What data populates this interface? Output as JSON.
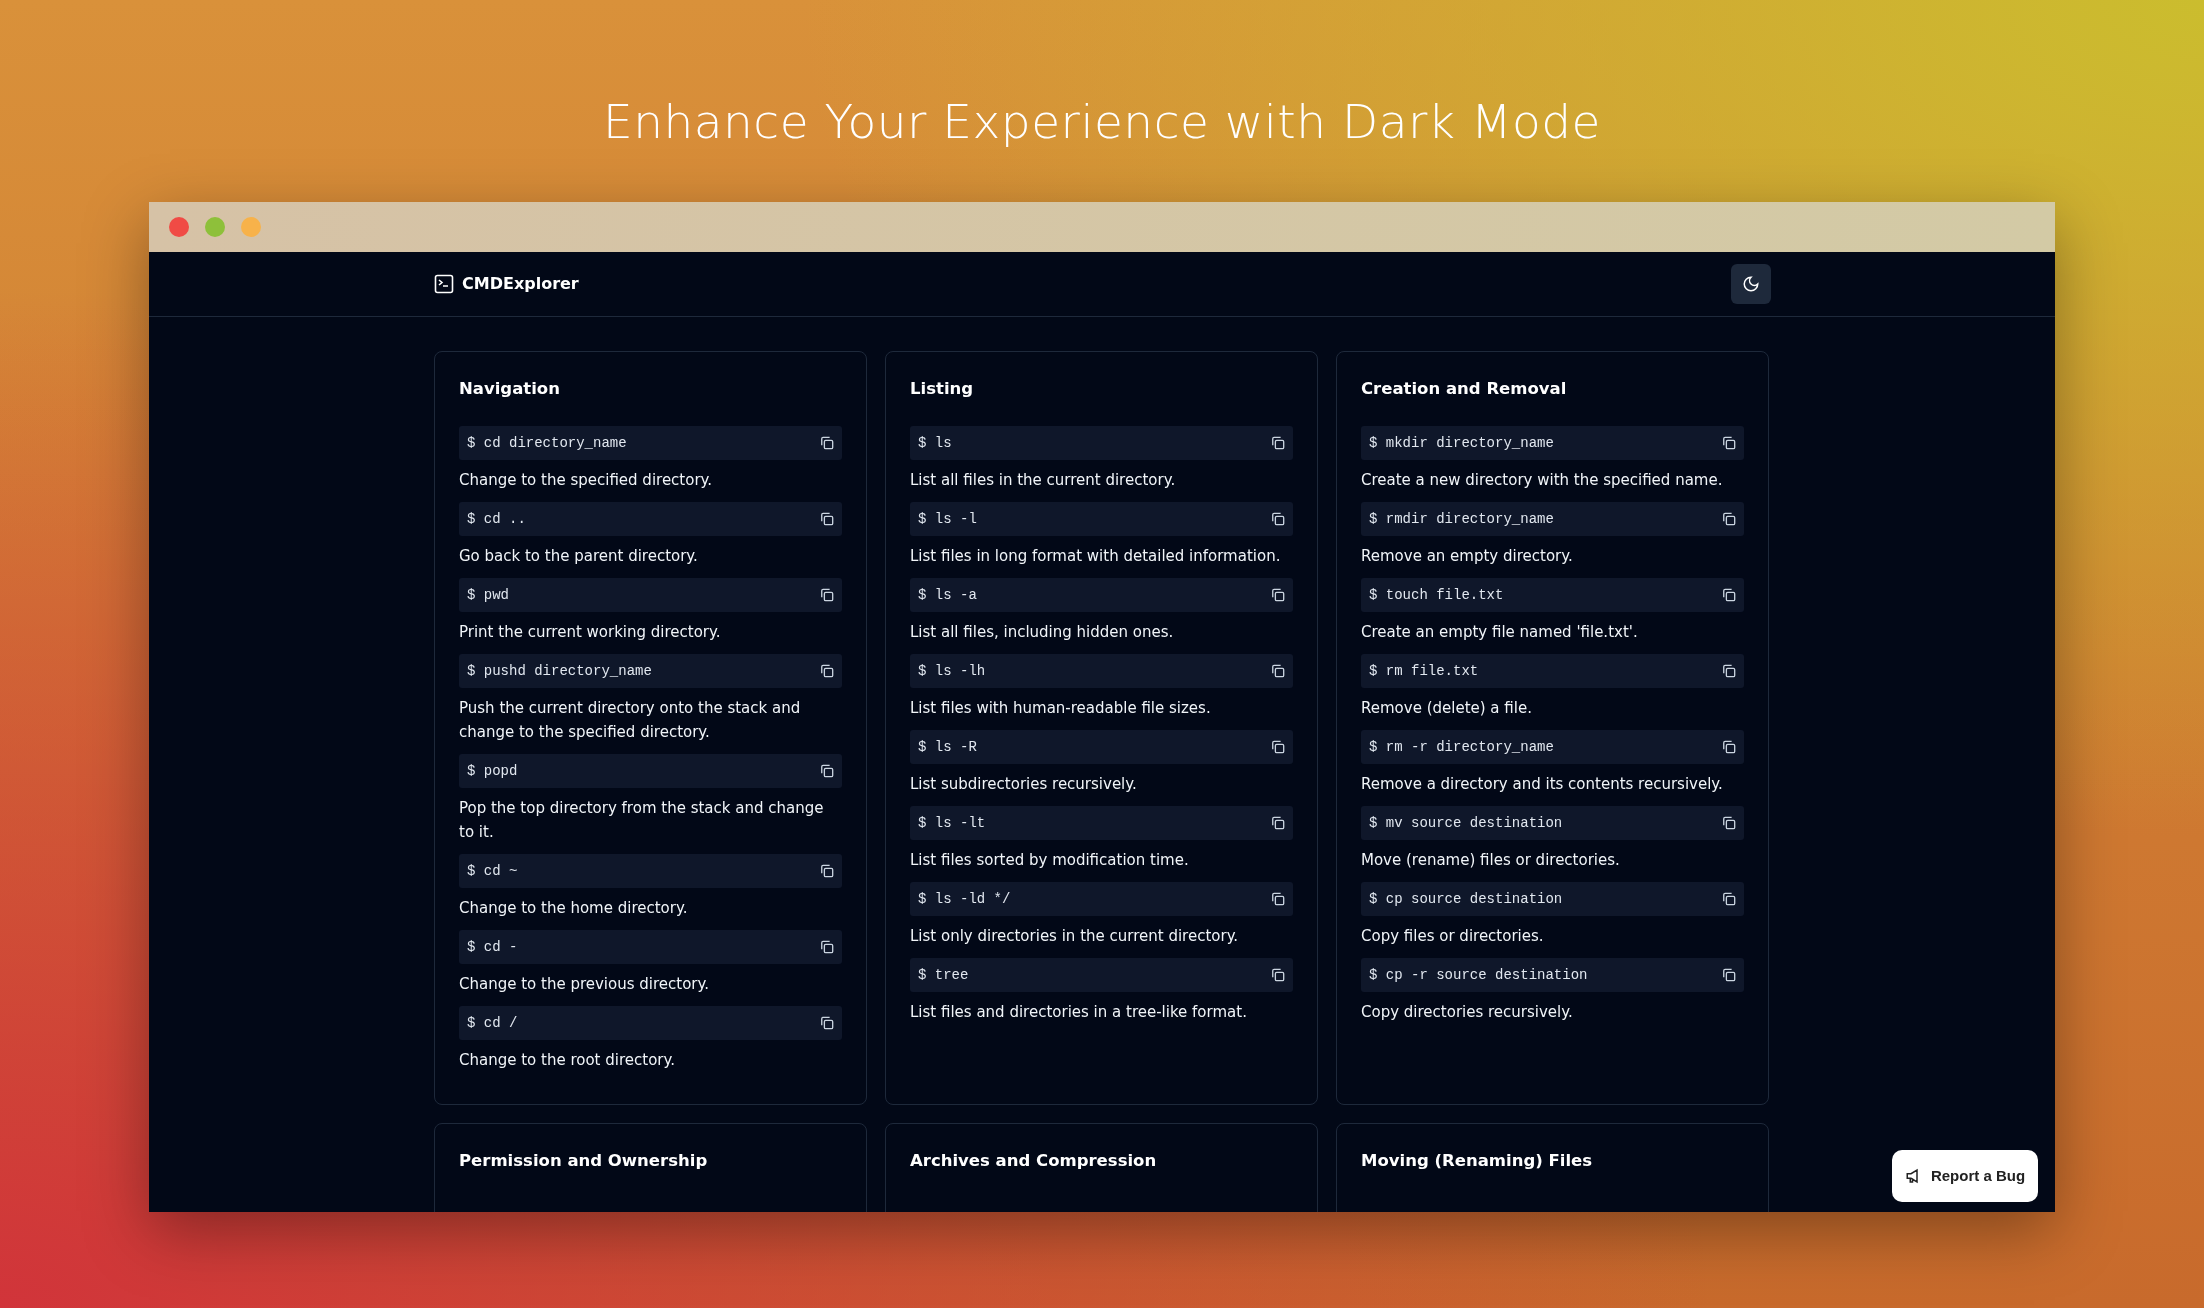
{
  "page_title": "Enhance Your Experience with Dark Mode",
  "window": {
    "controls": [
      {
        "color": "#f04b45"
      },
      {
        "color": "#8ec03a"
      },
      {
        "color": "#f7b24a"
      }
    ]
  },
  "navbar": {
    "brand": "CMDExplorer"
  },
  "cards": [
    {
      "title": "Navigation",
      "commands": [
        {
          "command": "$ cd directory_name",
          "description": "Change to the specified directory."
        },
        {
          "command": "$ cd ..",
          "description": "Go back to the parent directory."
        },
        {
          "command": "$ pwd",
          "description": "Print the current working directory."
        },
        {
          "command": "$ pushd directory_name",
          "description": "Push the current directory onto the stack and change to the specified directory."
        },
        {
          "command": "$ popd",
          "description": "Pop the top directory from the stack and change to it."
        },
        {
          "command": "$ cd ~",
          "description": "Change to the home directory."
        },
        {
          "command": "$ cd -",
          "description": "Change to the previous directory."
        },
        {
          "command": "$ cd /",
          "description": "Change to the root directory."
        }
      ]
    },
    {
      "title": "Listing",
      "commands": [
        {
          "command": "$ ls",
          "description": "List all files in the current directory."
        },
        {
          "command": "$ ls -l",
          "description": "List files in long format with detailed information."
        },
        {
          "command": "$ ls -a",
          "description": "List all files, including hidden ones."
        },
        {
          "command": "$ ls -lh",
          "description": "List files with human-readable file sizes."
        },
        {
          "command": "$ ls -R",
          "description": "List subdirectories recursively."
        },
        {
          "command": "$ ls -lt",
          "description": "List files sorted by modification time."
        },
        {
          "command": "$ ls -ld */",
          "description": "List only directories in the current directory."
        },
        {
          "command": "$ tree",
          "description": "List files and directories in a tree-like format."
        }
      ]
    },
    {
      "title": "Creation and Removal",
      "commands": [
        {
          "command": "$ mkdir directory_name",
          "description": "Create a new directory with the specified name."
        },
        {
          "command": "$ rmdir directory_name",
          "description": "Remove an empty directory."
        },
        {
          "command": "$ touch file.txt",
          "description": "Create an empty file named 'file.txt'."
        },
        {
          "command": "$ rm file.txt",
          "description": "Remove (delete) a file."
        },
        {
          "command": "$ rm -r directory_name",
          "description": "Remove a directory and its contents recursively."
        },
        {
          "command": "$ mv source destination",
          "description": "Move (rename) files or directories."
        },
        {
          "command": "$ cp source destination",
          "description": "Copy files or directories."
        },
        {
          "command": "$ cp -r source destination",
          "description": "Copy directories recursively."
        }
      ]
    },
    {
      "title": "Permission and Ownership"
    },
    {
      "title": "Archives and Compression"
    },
    {
      "title": "Moving (Renaming) Files"
    }
  ],
  "report_button": {
    "label": "Report a Bug"
  }
}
· · ·
WRITTEN PROBLEM
Print every record above exactly as written, leaving out the pictures.

WRITTEN ANSWER
What data populates this interface? Output as JSON.
{
  "page_title": "Enhance Your Experience with Dark Mode",
  "window": {
    "controls": [
      {
        "color": "#f04b45"
      },
      {
        "color": "#8ec03a"
      },
      {
        "color": "#f7b24a"
      }
    ]
  },
  "navbar": {
    "brand": "CMDExplorer"
  },
  "cards": [
    {
      "title": "Navigation",
      "commands": [
        {
          "command": "$ cd directory_name",
          "description": "Change to the specified directory."
        },
        {
          "command": "$ cd ..",
          "description": "Go back to the parent directory."
        },
        {
          "command": "$ pwd",
          "description": "Print the current working directory."
        },
        {
          "command": "$ pushd directory_name",
          "description": "Push the current directory onto the stack and change to the specified directory."
        },
        {
          "command": "$ popd",
          "description": "Pop the top directory from the stack and change to it."
        },
        {
          "command": "$ cd ~",
          "description": "Change to the home directory."
        },
        {
          "command": "$ cd -",
          "description": "Change to the previous directory."
        },
        {
          "command": "$ cd /",
          "description": "Change to the root directory."
        }
      ]
    },
    {
      "title": "Listing",
      "commands": [
        {
          "command": "$ ls",
          "description": "List all files in the current directory."
        },
        {
          "command": "$ ls -l",
          "description": "List files in long format with detailed information."
        },
        {
          "command": "$ ls -a",
          "description": "List all files, including hidden ones."
        },
        {
          "command": "$ ls -lh",
          "description": "List files with human-readable file sizes."
        },
        {
          "command": "$ ls -R",
          "description": "List subdirectories recursively."
        },
        {
          "command": "$ ls -lt",
          "description": "List files sorted by modification time."
        },
        {
          "command": "$ ls -ld */",
          "description": "List only directories in the current directory."
        },
        {
          "command": "$ tree",
          "description": "List files and directories in a tree-like format."
        }
      ]
    },
    {
      "title": "Creation and Removal",
      "commands": [
        {
          "command": "$ mkdir directory_name",
          "description": "Create a new directory with the specified name."
        },
        {
          "command": "$ rmdir directory_name",
          "description": "Remove an empty directory."
        },
        {
          "command": "$ touch file.txt",
          "description": "Create an empty file named 'file.txt'."
        },
        {
          "command": "$ rm file.txt",
          "description": "Remove (delete) a file."
        },
        {
          "command": "$ rm -r directory_name",
          "description": "Remove a directory and its contents recursively."
        },
        {
          "command": "$ mv source destination",
          "description": "Move (rename) files or directories."
        },
        {
          "command": "$ cp source destination",
          "description": "Copy files or directories."
        },
        {
          "command": "$ cp -r source destination",
          "description": "Copy directories recursively."
        }
      ]
    },
    {
      "title": "Permission and Ownership"
    },
    {
      "title": "Archives and Compression"
    },
    {
      "title": "Moving (Renaming) Files"
    }
  ],
  "report_button": {
    "label": "Report a Bug"
  }
}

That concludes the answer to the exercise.